* Begin EXTRACTED INFORMATION *

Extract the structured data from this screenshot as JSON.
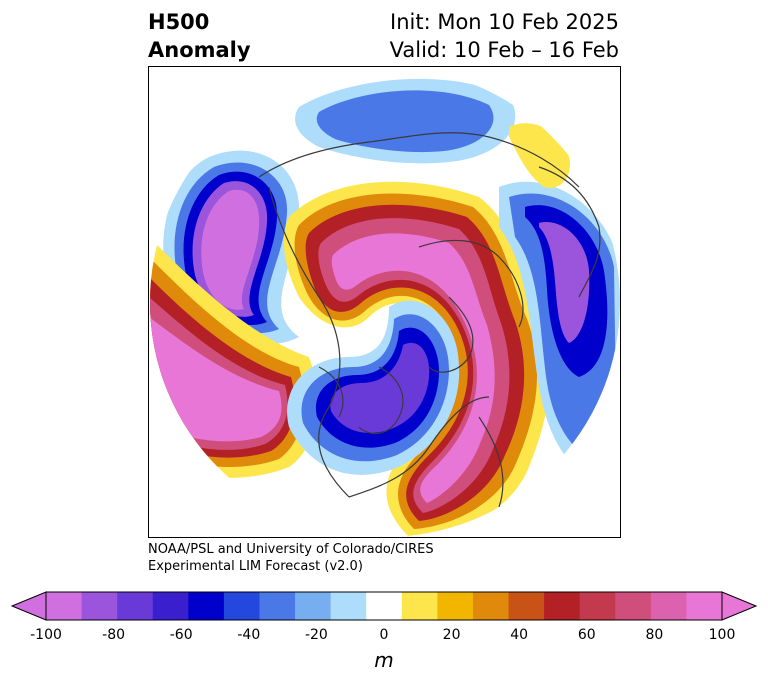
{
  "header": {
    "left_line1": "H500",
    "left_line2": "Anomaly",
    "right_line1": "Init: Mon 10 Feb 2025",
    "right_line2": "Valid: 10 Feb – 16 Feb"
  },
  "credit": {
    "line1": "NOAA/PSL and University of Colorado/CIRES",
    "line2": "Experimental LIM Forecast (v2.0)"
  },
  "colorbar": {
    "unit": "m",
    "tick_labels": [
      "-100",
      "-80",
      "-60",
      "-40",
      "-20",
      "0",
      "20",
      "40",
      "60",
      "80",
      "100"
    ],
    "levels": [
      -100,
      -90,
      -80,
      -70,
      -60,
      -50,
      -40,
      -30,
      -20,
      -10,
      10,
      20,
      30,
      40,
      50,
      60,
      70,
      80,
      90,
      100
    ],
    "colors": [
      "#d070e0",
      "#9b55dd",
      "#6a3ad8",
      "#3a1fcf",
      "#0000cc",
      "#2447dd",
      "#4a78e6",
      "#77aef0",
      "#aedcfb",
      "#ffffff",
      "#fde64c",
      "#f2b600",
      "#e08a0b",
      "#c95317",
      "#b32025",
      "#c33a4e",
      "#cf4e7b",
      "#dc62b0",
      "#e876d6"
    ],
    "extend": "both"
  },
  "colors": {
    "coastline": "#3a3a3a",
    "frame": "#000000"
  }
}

* End EXTRACTED INFORMATION *
* Begin EXTRACTED INFORMATION *

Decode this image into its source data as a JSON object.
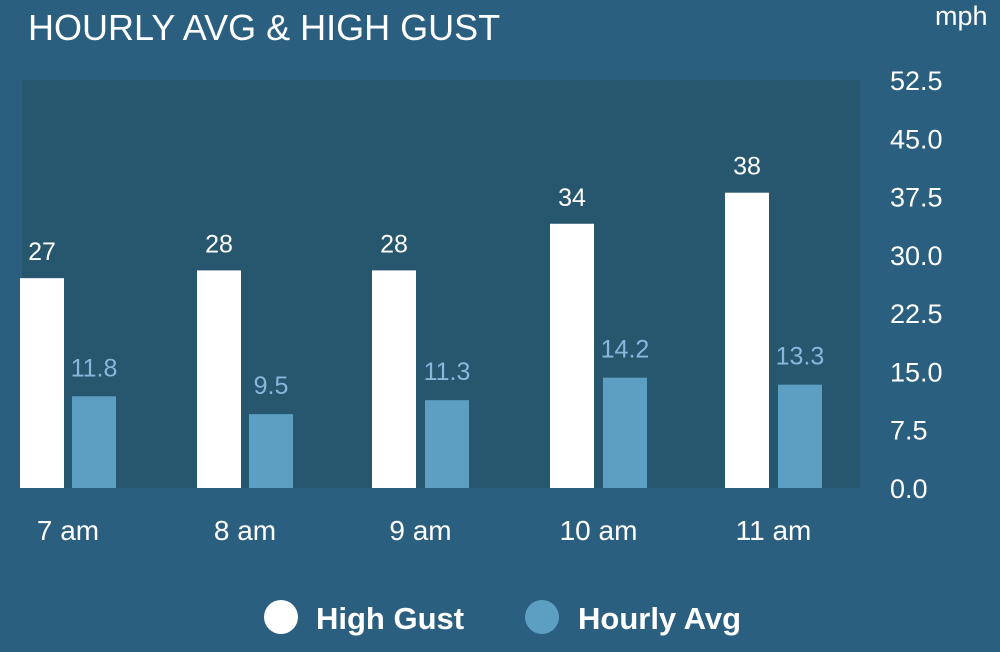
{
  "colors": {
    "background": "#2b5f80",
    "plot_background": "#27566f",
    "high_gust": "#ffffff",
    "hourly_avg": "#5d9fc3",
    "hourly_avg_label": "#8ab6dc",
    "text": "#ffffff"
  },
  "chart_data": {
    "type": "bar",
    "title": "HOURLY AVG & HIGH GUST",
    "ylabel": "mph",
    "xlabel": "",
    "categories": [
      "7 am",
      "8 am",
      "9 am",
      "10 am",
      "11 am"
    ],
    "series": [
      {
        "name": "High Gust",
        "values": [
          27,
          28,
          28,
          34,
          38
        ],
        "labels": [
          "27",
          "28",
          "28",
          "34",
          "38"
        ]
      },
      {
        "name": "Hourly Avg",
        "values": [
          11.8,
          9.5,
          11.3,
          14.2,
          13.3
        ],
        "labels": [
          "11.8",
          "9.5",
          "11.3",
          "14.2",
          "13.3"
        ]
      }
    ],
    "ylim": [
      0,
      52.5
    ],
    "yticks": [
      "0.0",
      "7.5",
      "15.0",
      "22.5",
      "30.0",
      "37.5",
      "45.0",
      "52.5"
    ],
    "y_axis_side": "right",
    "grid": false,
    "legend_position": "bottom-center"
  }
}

* End EXTRACTED INFORMATION *

> **TASK GOAL**
Show the lines where the word "this" appears in the entries.

> **EXERCISE SOLUTION**
Extract the structured data from this screenshot as JSON.
Decode this image into its source data as a JSON object.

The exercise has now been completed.